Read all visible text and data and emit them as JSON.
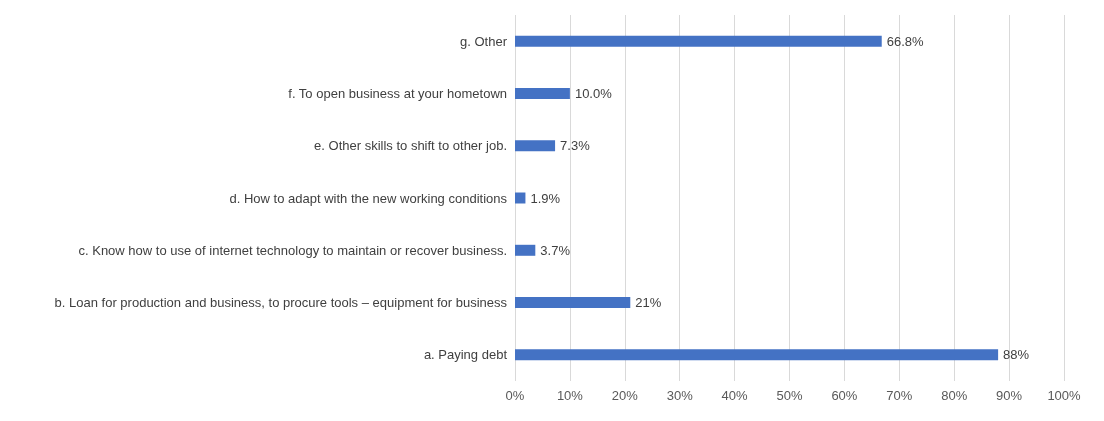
{
  "chart_data": {
    "type": "bar",
    "orientation": "horizontal",
    "categories": [
      "g. Other",
      "f. To open business at your hometown",
      "e. Other skills to shift to other job.",
      "d. How to adapt with the new working conditions",
      "c. Know how to use of internet technology to maintain or recover business.",
      "b. Loan for production and business, to procure tools – equipment for business",
      "a. Paying debt"
    ],
    "values": [
      66.8,
      10.0,
      7.3,
      1.9,
      3.7,
      21,
      88
    ],
    "value_labels": [
      "66.8%",
      "10.0%",
      "7.3%",
      "1.9%",
      "3.7%",
      "21%",
      "88%"
    ],
    "color": "#4472c4",
    "xlim": [
      0,
      100
    ],
    "xticks": [
      {
        "value": 0,
        "label": "0%"
      },
      {
        "value": 10,
        "label": "10%"
      },
      {
        "value": 20,
        "label": "20%"
      },
      {
        "value": 30,
        "label": "30%"
      },
      {
        "value": 40,
        "label": "40%"
      },
      {
        "value": 50,
        "label": "50%"
      },
      {
        "value": 60,
        "label": "60%"
      },
      {
        "value": 70,
        "label": "70%"
      },
      {
        "value": 80,
        "label": "80%"
      },
      {
        "value": 90,
        "label": "90%"
      },
      {
        "value": 100,
        "label": "100%"
      }
    ],
    "grid": "x"
  }
}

────────

• _REQUEST_
Copy out every line in the listing where the word "business" appears.

• _COMPLETED TASK_
      "f. To open business at your hometown",
      "c. Know how to use of internet technology to maintain or recover business.",
      "b. Loan for production and business, to procure tools – equipment for business",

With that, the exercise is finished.